# [Structured figure records]
++++++++++++++++++++
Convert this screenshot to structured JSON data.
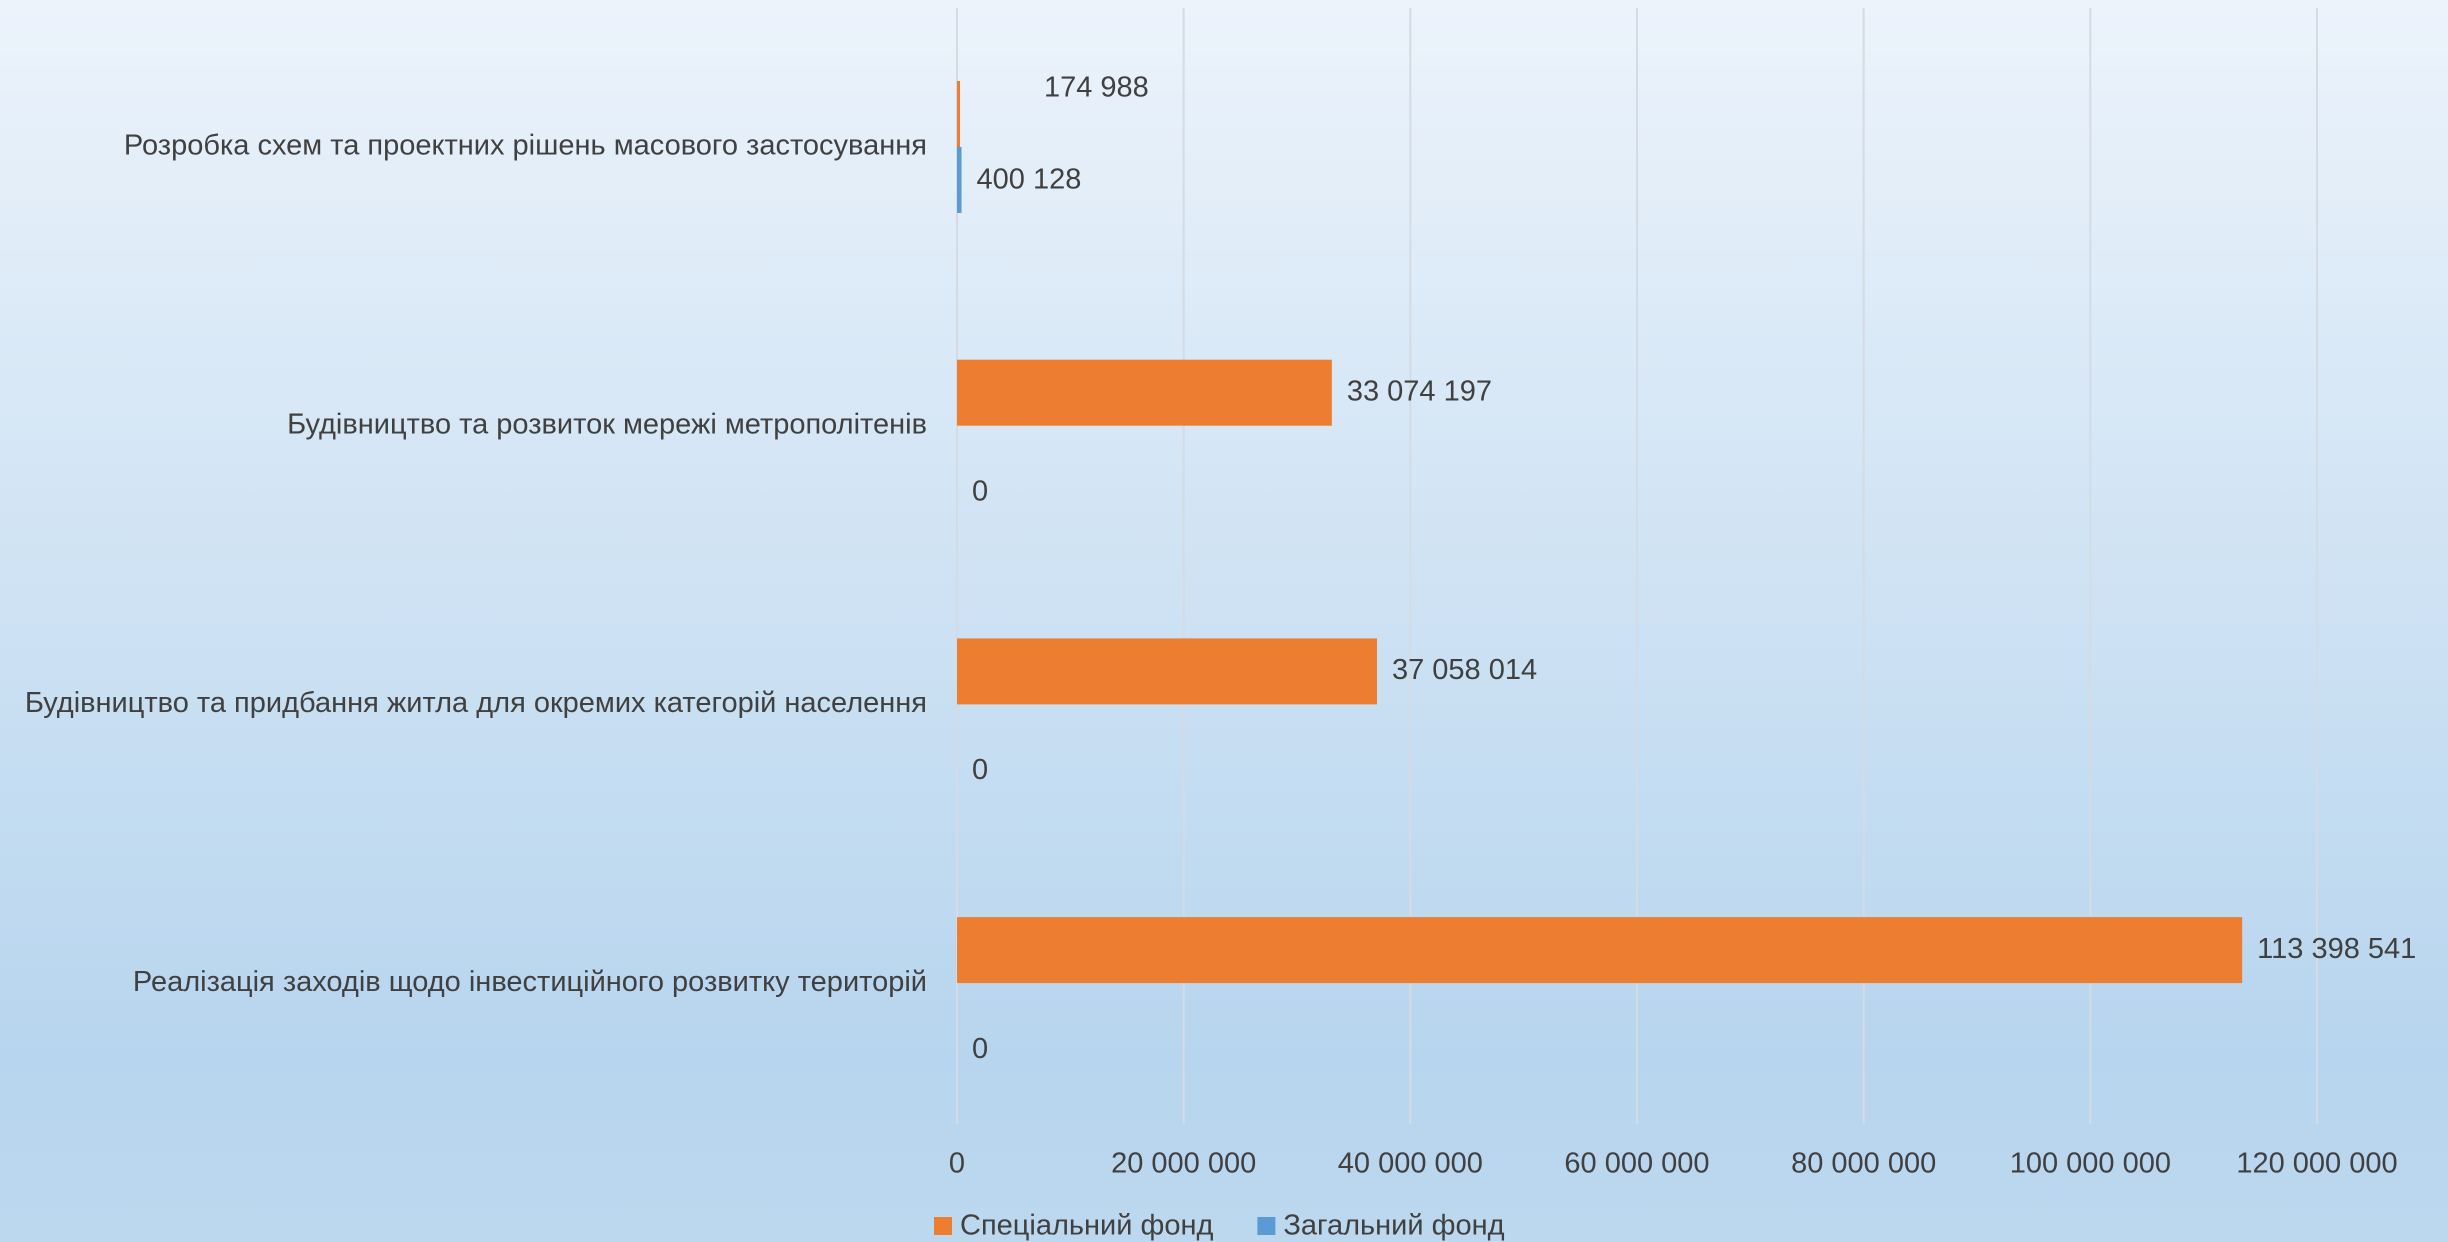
{
  "chart_data": {
    "type": "bar",
    "orientation": "horizontal",
    "categories": [
      "Розробка схем та проектних рішень масового застосування",
      "Будівництво та розвиток мережі метрополітенів",
      "Будівництво та придбання житла для окремих категорій населення",
      "Реалізація заходів щодо інвестиційного розвитку територій"
    ],
    "series": [
      {
        "name": "Спеціальний фонд",
        "color": "#ed7d31",
        "values": [
          174988,
          33074197,
          37058014,
          113398541
        ],
        "value_labels": [
          "174 988",
          "33 074 197",
          "37 058 014",
          "113 398 541"
        ]
      },
      {
        "name": "Загальний фонд",
        "color": "#5b9bd5",
        "values": [
          400128,
          0,
          0,
          0
        ],
        "value_labels": [
          "400 128",
          "0",
          "0",
          "0"
        ]
      }
    ],
    "xlim": [
      0,
      120000000
    ],
    "xticks": [
      0,
      {
        "value": 20000000,
        "label": "20 000 000"
      },
      {
        "value": 40000000,
        "label": "40 000 000"
      },
      {
        "value": 60000000,
        "label": "60 000 000"
      },
      {
        "value": 80000000,
        "label": "80 000 000"
      },
      {
        "value": 100000000,
        "label": "100 000 000"
      },
      {
        "value": 120000000,
        "label": "120 000 000"
      }
    ],
    "grid": true,
    "legend": "bottom"
  }
}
++++++++++++++++++++
# [Challenge]
Leave out all images, then reproduce the entries above exactly.

# [Written response]
Convert this screenshot to structured JSON data.
{
  "chart_data": {
    "type": "bar",
    "orientation": "horizontal",
    "categories": [
      "Розробка схем та проектних рішень масового застосування",
      "Будівництво та розвиток мережі метрополітенів",
      "Будівництво та придбання житла для окремих категорій населення",
      "Реалізація заходів щодо інвестиційного розвитку територій"
    ],
    "series": [
      {
        "name": "Спеціальний фонд",
        "color": "#ed7d31",
        "values": [
          174988,
          33074197,
          37058014,
          113398541
        ],
        "value_labels": [
          "174 988",
          "33 074 197",
          "37 058 014",
          "113 398 541"
        ]
      },
      {
        "name": "Загальний фонд",
        "color": "#5b9bd5",
        "values": [
          400128,
          0,
          0,
          0
        ],
        "value_labels": [
          "400 128",
          "0",
          "0",
          "0"
        ]
      }
    ],
    "xlim": [
      0,
      120000000
    ],
    "xticks": [
      0,
      {
        "value": 20000000,
        "label": "20 000 000"
      },
      {
        "value": 40000000,
        "label": "40 000 000"
      },
      {
        "value": 60000000,
        "label": "60 000 000"
      },
      {
        "value": 80000000,
        "label": "80 000 000"
      },
      {
        "value": 100000000,
        "label": "100 000 000"
      },
      {
        "value": 120000000,
        "label": "120 000 000"
      }
    ],
    "grid": true,
    "legend": "bottom"
  }
}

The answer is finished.